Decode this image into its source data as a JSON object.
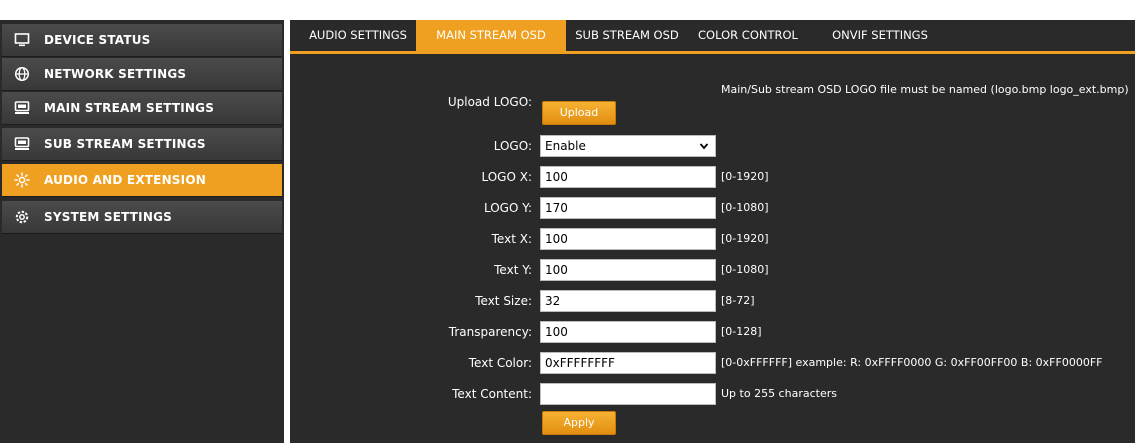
{
  "sidebar": {
    "items": [
      {
        "label": "DEVICE STATUS",
        "icon": "monitor-icon"
      },
      {
        "label": "NETWORK SETTINGS",
        "icon": "globe-icon"
      },
      {
        "label": "MAIN STREAM SETTINGS",
        "icon": "screen-icon"
      },
      {
        "label": "SUB STREAM SETTINGS",
        "icon": "screen-icon"
      },
      {
        "label": "AUDIO AND EXTENSION",
        "icon": "gear-sun-icon",
        "active": true
      },
      {
        "label": "SYSTEM SETTINGS",
        "icon": "gear-icon"
      }
    ]
  },
  "tabs": [
    {
      "label": "AUDIO SETTINGS"
    },
    {
      "label": "MAIN STREAM OSD",
      "active": true
    },
    {
      "label": "SUB STREAM OSD"
    },
    {
      "label": "COLOR CONTROL"
    },
    {
      "label": "ONVIF SETTINGS"
    }
  ],
  "form": {
    "upload_logo_label": "Upload LOGO:",
    "upload_button": "Upload",
    "logo_note": "Main/Sub stream OSD LOGO file must be named (logo.bmp logo_ext.bmp)",
    "logo_label": "LOGO:",
    "logo_value": "Enable",
    "logo_x_label": "LOGO X:",
    "logo_x_value": "100",
    "logo_x_hint": "[0-1920]",
    "logo_y_label": "LOGO Y:",
    "logo_y_value": "170",
    "logo_y_hint": "[0-1080]",
    "text_x_label": "Text X:",
    "text_x_value": "100",
    "text_x_hint": "[0-1920]",
    "text_y_label": "Text Y:",
    "text_y_value": "100",
    "text_y_hint": "[0-1080]",
    "text_size_label": "Text Size:",
    "text_size_value": "32",
    "text_size_hint": "[8-72]",
    "transparency_label": "Transparency:",
    "transparency_value": "100",
    "transparency_hint": "[0-128]",
    "text_color_label": "Text Color:",
    "text_color_value": "0xFFFFFFFF",
    "text_color_hint": "[0-0xFFFFFF] example: R: 0xFFFF0000 G: 0xFF00FF00 B: 0xFF0000FF",
    "text_content_label": "Text Content:",
    "text_content_value": "",
    "text_content_hint": "Up to 255 characters",
    "apply_button": "Apply"
  },
  "colors": {
    "accent": "#f0a020",
    "panel": "#2a2a2a"
  }
}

Exercise description: Skip the pictures, then retype every line above exactly.

Worked solution:
Decode this image into its source data as a JSON object.
{
  "sidebar": {
    "items": [
      {
        "label": "DEVICE STATUS",
        "icon": "monitor-icon"
      },
      {
        "label": "NETWORK SETTINGS",
        "icon": "globe-icon"
      },
      {
        "label": "MAIN STREAM SETTINGS",
        "icon": "screen-icon"
      },
      {
        "label": "SUB STREAM SETTINGS",
        "icon": "screen-icon"
      },
      {
        "label": "AUDIO AND EXTENSION",
        "icon": "gear-sun-icon",
        "active": true
      },
      {
        "label": "SYSTEM SETTINGS",
        "icon": "gear-icon"
      }
    ]
  },
  "tabs": [
    {
      "label": "AUDIO SETTINGS"
    },
    {
      "label": "MAIN STREAM OSD",
      "active": true
    },
    {
      "label": "SUB STREAM OSD"
    },
    {
      "label": "COLOR CONTROL"
    },
    {
      "label": "ONVIF SETTINGS"
    }
  ],
  "form": {
    "upload_logo_label": "Upload LOGO:",
    "upload_button": "Upload",
    "logo_note": "Main/Sub stream OSD LOGO file must be named (logo.bmp logo_ext.bmp)",
    "logo_label": "LOGO:",
    "logo_value": "Enable",
    "logo_x_label": "LOGO X:",
    "logo_x_value": "100",
    "logo_x_hint": "[0-1920]",
    "logo_y_label": "LOGO Y:",
    "logo_y_value": "170",
    "logo_y_hint": "[0-1080]",
    "text_x_label": "Text X:",
    "text_x_value": "100",
    "text_x_hint": "[0-1920]",
    "text_y_label": "Text Y:",
    "text_y_value": "100",
    "text_y_hint": "[0-1080]",
    "text_size_label": "Text Size:",
    "text_size_value": "32",
    "text_size_hint": "[8-72]",
    "transparency_label": "Transparency:",
    "transparency_value": "100",
    "transparency_hint": "[0-128]",
    "text_color_label": "Text Color:",
    "text_color_value": "0xFFFFFFFF",
    "text_color_hint": "[0-0xFFFFFF] example: R: 0xFFFF0000 G: 0xFF00FF00 B: 0xFF0000FF",
    "text_content_label": "Text Content:",
    "text_content_value": "",
    "text_content_hint": "Up to 255 characters",
    "apply_button": "Apply"
  },
  "colors": {
    "accent": "#f0a020",
    "panel": "#2a2a2a"
  }
}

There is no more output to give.